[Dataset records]
***
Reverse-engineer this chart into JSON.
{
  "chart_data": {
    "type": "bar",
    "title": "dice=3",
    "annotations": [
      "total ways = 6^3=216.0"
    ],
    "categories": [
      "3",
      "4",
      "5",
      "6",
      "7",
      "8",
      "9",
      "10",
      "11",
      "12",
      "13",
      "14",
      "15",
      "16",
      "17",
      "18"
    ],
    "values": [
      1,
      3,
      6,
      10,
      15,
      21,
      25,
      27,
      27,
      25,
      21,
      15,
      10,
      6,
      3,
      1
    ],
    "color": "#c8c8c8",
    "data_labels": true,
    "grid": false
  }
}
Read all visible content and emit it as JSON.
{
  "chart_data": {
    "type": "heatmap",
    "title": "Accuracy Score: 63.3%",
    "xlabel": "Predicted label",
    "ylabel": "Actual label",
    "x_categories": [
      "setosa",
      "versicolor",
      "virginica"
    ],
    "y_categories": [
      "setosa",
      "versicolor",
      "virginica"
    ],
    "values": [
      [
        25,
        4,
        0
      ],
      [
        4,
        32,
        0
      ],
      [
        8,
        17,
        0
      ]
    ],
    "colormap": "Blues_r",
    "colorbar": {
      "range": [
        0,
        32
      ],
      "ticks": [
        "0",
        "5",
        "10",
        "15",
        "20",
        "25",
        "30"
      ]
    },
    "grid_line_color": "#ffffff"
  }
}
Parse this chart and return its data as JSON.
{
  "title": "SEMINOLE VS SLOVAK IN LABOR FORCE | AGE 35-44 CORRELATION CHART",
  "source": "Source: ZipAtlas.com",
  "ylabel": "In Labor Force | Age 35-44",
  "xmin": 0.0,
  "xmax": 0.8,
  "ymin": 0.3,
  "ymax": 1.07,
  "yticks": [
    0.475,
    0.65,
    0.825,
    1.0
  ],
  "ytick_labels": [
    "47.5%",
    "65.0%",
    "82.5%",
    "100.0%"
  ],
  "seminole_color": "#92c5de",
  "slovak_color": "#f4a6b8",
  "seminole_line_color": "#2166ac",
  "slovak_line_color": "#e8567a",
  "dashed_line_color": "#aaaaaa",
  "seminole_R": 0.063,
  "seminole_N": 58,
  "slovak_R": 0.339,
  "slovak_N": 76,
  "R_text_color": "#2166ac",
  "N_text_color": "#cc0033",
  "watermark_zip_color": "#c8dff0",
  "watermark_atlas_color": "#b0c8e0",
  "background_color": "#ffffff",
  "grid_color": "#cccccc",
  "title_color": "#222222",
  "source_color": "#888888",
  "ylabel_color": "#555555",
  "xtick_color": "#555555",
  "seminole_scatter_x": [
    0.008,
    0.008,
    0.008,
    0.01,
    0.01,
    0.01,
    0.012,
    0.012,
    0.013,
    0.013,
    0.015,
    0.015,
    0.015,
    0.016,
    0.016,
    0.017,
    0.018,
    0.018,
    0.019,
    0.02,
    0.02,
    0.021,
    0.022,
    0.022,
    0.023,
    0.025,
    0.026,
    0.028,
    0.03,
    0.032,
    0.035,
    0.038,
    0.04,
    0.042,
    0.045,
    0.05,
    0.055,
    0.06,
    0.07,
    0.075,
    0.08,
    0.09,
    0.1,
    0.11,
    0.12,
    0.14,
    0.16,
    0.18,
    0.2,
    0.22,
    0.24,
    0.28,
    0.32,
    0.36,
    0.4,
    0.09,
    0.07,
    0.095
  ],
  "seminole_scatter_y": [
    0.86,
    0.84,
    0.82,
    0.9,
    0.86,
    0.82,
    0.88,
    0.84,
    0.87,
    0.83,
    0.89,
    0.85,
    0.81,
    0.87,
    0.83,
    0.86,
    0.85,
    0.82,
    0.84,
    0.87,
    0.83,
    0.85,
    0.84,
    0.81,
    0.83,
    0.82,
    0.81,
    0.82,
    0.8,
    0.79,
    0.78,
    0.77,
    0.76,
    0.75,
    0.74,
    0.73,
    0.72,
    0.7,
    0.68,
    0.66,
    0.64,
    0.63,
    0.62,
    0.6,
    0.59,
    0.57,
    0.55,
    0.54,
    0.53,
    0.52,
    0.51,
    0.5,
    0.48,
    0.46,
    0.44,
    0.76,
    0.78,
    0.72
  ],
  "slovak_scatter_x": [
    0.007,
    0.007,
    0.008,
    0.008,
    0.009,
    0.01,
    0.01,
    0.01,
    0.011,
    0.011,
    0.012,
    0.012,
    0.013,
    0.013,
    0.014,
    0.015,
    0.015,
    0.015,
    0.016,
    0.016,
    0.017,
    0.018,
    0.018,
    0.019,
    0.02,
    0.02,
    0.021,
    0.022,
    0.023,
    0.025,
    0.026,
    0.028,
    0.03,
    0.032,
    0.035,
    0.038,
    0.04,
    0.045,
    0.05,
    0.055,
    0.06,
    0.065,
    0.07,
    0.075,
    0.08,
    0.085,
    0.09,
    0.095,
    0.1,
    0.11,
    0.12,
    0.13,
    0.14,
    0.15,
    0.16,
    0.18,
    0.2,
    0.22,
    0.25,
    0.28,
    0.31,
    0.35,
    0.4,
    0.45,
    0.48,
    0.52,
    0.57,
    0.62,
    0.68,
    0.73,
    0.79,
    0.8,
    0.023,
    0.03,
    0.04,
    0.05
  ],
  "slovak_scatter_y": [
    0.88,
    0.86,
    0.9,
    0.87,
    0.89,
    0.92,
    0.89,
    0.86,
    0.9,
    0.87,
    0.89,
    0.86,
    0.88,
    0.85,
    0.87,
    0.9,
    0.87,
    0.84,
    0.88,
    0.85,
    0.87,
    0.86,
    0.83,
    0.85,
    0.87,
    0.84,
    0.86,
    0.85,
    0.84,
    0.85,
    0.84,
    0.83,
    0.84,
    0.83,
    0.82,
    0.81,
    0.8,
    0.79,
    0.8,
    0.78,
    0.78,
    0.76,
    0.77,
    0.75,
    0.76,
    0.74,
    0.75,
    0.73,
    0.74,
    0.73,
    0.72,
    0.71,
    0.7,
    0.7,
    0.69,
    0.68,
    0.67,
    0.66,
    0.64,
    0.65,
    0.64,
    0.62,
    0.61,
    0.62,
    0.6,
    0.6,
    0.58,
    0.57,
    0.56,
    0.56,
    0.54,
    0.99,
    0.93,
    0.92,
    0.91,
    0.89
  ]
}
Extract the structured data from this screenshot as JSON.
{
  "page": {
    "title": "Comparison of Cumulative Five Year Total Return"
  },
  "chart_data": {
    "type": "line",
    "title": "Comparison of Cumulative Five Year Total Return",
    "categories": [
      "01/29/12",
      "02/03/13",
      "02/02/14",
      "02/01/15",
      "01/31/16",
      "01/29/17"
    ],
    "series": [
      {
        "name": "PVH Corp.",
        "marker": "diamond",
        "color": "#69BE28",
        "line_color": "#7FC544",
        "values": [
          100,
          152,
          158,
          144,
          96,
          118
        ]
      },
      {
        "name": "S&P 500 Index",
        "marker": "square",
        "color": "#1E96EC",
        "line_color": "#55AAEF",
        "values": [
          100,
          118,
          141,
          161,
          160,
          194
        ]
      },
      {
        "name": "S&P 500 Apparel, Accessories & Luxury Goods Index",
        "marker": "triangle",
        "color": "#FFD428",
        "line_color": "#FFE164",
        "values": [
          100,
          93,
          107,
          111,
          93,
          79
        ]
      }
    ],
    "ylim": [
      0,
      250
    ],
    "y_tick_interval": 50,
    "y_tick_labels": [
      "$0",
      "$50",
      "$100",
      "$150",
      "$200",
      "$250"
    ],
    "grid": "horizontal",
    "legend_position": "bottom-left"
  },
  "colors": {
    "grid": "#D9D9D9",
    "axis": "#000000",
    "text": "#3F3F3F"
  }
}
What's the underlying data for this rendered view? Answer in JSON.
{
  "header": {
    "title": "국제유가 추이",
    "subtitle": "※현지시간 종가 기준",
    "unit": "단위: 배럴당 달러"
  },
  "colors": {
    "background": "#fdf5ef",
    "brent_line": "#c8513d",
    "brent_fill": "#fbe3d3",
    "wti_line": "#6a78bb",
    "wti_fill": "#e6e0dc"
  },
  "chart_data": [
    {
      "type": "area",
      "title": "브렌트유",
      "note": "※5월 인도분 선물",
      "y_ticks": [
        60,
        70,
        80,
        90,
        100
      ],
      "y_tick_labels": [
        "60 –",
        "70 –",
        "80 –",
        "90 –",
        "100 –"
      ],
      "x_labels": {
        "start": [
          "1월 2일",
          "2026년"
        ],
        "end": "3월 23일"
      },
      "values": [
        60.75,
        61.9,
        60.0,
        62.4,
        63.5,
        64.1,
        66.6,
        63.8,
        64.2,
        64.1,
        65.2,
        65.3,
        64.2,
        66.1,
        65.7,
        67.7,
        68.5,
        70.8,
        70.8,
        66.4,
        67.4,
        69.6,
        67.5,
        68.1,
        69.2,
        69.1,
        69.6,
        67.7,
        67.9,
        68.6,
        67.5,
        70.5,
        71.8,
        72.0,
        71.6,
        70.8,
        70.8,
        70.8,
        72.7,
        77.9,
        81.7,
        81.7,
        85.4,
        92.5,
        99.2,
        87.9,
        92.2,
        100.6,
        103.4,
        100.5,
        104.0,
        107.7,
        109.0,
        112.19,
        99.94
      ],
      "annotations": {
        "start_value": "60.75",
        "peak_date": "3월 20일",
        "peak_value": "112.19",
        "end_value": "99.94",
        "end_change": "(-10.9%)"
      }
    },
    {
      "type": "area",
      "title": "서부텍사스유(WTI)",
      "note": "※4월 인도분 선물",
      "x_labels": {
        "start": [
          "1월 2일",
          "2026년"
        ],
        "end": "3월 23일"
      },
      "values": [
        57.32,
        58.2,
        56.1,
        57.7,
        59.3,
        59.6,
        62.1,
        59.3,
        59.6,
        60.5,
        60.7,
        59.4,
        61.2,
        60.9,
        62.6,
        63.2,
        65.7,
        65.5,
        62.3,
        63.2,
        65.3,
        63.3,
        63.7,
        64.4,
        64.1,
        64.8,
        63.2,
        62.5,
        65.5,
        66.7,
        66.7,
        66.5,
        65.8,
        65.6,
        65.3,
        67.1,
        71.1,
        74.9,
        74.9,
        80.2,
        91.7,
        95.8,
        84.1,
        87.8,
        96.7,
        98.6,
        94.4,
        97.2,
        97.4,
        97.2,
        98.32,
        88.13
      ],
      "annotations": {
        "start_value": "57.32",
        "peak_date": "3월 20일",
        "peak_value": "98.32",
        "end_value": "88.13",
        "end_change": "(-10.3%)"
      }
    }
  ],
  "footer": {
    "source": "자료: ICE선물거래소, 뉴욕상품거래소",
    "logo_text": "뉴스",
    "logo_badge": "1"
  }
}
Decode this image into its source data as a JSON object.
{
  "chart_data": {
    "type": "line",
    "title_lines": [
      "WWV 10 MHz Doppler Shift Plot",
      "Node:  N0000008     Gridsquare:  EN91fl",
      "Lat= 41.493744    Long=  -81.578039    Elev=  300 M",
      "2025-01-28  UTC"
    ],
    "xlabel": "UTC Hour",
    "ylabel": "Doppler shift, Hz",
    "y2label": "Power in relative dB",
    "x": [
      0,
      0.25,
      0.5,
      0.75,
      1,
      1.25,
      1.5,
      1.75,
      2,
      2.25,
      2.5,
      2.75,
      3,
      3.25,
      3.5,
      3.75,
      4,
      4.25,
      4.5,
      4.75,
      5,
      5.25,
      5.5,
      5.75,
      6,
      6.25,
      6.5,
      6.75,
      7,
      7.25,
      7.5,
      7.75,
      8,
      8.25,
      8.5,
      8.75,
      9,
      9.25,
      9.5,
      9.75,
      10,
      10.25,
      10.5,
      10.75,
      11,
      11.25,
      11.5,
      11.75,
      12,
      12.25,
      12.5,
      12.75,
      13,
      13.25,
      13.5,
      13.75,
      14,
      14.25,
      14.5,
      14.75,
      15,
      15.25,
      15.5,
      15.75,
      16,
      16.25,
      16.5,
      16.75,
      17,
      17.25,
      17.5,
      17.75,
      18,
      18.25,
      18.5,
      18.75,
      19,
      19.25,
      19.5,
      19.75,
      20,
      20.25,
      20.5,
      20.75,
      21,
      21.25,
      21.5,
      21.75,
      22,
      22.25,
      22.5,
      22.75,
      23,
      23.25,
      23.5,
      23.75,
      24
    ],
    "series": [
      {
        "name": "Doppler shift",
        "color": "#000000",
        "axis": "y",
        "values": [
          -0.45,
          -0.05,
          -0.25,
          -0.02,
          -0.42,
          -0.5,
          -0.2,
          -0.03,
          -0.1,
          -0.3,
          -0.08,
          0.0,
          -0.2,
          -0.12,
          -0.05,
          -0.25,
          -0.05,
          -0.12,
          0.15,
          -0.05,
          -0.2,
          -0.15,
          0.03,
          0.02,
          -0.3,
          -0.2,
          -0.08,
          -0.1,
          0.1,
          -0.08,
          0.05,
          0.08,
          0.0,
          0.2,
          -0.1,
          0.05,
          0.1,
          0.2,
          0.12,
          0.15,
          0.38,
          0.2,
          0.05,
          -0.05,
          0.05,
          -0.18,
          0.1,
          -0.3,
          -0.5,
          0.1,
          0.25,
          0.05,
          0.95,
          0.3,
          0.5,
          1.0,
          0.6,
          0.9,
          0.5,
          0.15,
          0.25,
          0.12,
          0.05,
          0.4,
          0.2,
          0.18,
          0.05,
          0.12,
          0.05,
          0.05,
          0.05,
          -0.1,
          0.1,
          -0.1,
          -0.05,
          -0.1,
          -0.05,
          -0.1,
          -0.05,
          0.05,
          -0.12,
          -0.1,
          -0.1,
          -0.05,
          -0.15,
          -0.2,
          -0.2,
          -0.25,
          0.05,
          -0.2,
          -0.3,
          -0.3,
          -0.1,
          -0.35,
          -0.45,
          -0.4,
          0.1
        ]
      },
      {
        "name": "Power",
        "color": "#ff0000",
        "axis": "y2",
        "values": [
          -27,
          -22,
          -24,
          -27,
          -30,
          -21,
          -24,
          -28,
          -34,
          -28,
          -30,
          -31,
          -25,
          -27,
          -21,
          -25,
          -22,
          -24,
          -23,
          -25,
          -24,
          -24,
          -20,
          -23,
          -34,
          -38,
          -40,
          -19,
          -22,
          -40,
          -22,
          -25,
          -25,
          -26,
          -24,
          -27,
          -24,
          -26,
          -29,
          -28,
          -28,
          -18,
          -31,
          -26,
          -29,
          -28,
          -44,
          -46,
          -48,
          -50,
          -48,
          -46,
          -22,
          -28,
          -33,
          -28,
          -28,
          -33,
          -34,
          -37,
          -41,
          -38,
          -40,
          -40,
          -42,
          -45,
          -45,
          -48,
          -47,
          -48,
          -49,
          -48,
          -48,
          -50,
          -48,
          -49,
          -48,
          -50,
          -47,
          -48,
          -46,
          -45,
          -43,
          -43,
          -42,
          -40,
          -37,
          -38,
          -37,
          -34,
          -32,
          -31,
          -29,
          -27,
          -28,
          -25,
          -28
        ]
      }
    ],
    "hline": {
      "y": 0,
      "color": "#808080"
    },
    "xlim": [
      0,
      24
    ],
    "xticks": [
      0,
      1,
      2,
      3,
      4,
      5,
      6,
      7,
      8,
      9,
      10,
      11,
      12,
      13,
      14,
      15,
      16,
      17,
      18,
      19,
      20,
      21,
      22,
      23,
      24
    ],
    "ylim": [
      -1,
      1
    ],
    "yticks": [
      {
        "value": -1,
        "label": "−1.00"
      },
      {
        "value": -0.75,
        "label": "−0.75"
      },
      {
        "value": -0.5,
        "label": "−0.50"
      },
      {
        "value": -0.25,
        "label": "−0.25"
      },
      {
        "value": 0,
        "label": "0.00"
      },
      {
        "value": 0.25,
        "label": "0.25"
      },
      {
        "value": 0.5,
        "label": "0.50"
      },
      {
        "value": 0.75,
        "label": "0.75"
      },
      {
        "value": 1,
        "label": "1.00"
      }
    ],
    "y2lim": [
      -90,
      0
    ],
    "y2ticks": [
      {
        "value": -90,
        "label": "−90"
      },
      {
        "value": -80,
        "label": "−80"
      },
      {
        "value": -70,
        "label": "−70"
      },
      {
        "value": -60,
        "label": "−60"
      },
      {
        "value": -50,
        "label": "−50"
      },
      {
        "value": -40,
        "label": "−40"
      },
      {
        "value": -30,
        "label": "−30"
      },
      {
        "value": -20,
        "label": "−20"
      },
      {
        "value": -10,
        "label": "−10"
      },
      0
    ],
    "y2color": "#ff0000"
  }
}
***
The request: In the records above, tally the lines where the word "name" appears, and give the number and nothing else.

Solution: 5